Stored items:
──────────────────────────────

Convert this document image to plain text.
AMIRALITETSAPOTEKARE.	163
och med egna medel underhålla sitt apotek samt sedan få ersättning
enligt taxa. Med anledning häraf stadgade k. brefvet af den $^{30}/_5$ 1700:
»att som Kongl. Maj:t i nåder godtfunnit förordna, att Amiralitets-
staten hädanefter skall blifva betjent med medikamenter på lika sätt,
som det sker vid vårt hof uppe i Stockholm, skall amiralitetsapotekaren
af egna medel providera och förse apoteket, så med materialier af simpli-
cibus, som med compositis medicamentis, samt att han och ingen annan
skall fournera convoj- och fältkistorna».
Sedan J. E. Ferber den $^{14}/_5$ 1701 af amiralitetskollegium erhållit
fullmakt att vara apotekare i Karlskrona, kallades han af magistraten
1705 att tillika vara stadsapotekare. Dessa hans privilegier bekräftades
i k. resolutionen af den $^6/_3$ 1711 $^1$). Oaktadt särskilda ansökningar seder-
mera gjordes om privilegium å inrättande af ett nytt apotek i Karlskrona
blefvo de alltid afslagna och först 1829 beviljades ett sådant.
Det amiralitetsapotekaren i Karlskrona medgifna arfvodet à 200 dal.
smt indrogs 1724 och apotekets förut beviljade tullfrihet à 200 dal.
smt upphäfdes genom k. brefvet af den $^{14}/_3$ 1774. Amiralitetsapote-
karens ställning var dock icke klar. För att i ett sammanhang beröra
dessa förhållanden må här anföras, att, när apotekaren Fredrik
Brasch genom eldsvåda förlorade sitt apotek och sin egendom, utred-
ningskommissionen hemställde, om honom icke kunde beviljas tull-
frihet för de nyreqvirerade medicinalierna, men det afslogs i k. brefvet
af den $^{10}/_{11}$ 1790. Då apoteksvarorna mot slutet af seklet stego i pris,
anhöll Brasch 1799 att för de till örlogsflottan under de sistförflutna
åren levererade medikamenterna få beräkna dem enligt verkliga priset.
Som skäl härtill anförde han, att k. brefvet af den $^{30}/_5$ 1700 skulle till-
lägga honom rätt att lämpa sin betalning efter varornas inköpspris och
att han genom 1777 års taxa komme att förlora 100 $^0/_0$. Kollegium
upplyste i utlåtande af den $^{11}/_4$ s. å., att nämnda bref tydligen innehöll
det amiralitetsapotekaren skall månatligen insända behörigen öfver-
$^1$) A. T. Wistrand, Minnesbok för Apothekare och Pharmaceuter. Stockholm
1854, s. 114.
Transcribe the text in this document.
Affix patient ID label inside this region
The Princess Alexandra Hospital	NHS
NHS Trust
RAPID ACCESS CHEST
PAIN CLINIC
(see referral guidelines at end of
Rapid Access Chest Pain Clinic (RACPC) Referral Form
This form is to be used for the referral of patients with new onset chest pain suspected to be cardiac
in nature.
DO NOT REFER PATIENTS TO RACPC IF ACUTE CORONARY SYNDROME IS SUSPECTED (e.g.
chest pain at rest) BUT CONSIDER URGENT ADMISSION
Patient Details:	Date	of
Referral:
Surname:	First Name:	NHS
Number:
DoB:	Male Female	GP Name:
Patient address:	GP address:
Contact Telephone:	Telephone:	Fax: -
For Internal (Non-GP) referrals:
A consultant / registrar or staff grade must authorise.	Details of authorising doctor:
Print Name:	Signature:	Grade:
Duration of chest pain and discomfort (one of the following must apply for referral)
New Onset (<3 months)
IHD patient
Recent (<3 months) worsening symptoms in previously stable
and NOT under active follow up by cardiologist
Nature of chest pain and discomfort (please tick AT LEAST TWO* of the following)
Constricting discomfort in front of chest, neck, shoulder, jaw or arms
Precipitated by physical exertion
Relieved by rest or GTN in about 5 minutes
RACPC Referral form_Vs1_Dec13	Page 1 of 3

──────────────────────────────

Copy every record exactly as presented.

> [WRITTEN ANSWER]
Convert this document image to plain text.
AMIRALITETSAPOTEKARE.	163
och med egna medel underhålla sitt apotek samt sedan få ersättning
enligt taxa. Med anledning häraf stadgade k. brefvet af den $^{30}/_5$ 1700:
»att som Kongl. Maj:t i nåder godtfunnit förordna, att Amiralitets-
staten hädanefter skall blifva betjent med medikamenter på lika sätt,
som det sker vid vårt hof uppe i Stockholm, skall amiralitetsapotekaren
af egna medel providera och förse apoteket, så med materialier af simpli-
cibus, som med compositis medicamentis, samt att han och ingen annan
skall fournera convoj- och fältkistorna».
Sedan J. E. Ferber den $^{14}/_5$ 1701 af amiralitetskollegium erhållit
fullmakt att vara apotekare i Karlskrona, kallades han af magistraten
1705 att tillika vara stadsapotekare. Dessa hans privilegier bekräftades
i k. resolutionen af den $^6/_3$ 1711 $^1$). Oaktadt särskilda ansökningar seder-
mera gjordes om privilegium å inrättande af ett nytt apotek i Karlskrona
blefvo de alltid afslagna och först 1829 beviljades ett sådant.
Det amiralitetsapotekaren i Karlskrona medgifna arfvodet à 200 dal.
smt indrogs 1724 och apotekets förut beviljade tullfrihet à 200 dal.
smt upphäfdes genom k. brefvet af den $^{14}/_3$ 1774. Amiralitetsapote-
karens ställning var dock icke klar. För att i ett sammanhang beröra
dessa förhållanden må här anföras, att, när apotekaren Fredrik
Brasch genom eldsvåda förlorade sitt apotek och sin egendom, utred-
ningskommissionen hemställde, om honom icke kunde beviljas tull-
frihet för de nyreqvirerade medicinalierna, men det afslogs i k. brefvet
af den $^{10}/_{11}$ 1790. Då apoteksvarorna mot slutet af seklet stego i pris,
anhöll Brasch 1799 att för de till örlogsflottan under de sistförflutna
åren levererade medikamenterna få beräkna dem enligt verkliga priset.
Som skäl härtill anförde han, att k. brefvet af den $^{30}/_5$ 1700 skulle till-
lägga honom rätt att lämpa sin betalning efter varornas inköpspris och
att han genom 1777 års taxa komme att förlora 100 $^0/_0$. Kollegium
upplyste i utlåtande af den $^{11}/_4$ s. å., att nämnda bref tydligen innehöll
det amiralitetsapotekaren skall månatligen insända behörigen öfver-
$^1$) A. T. Wistrand, Minnesbok för Apothekare och Pharmaceuter. Stockholm
1854, s. 114.
Transcribe the text in this document.
Affix patient ID label inside this region
The Princess Alexandra Hospital	NHS
NHS Trust
RAPID ACCESS CHEST
PAIN CLINIC
(see referral guidelines at end of
Rapid Access Chest Pain Clinic (RACPC) Referral Form
This form is to be used for the referral of patients with new onset chest pain suspected to be cardiac
in nature.
DO NOT REFER PATIENTS TO RACPC IF ACUTE CORONARY SYNDROME IS SUSPECTED (e.g.
chest pain at rest) BUT CONSIDER URGENT ADMISSION
Patient Details:	Date	of
Referral:
Surname:	First Name:	NHS
Number:
DoB:	Male Female	GP Name:
Patient address:	GP address:
Contact Telephone:	Telephone:	Fax: -
For Internal (Non-GP) referrals:
A consultant / registrar or staff grade must authorise.	Details of authorising doctor:
Print Name:	Signature:	Grade:
Duration of chest pain and discomfort (one of the following must apply for referral)
New Onset (<3 months)
IHD patient
Recent (<3 months) worsening symptoms in previously stable
and NOT under active follow up by cardiologist
Nature of chest pain and discomfort (please tick AT LEAST TWO* of the following)
Constricting discomfort in front of chest, neck, shoulder, jaw or arms
Precipitated by physical exertion
Relieved by rest or GTN in about 5 minutes
RACPC Referral form_Vs1_Dec13	Page 1 of 3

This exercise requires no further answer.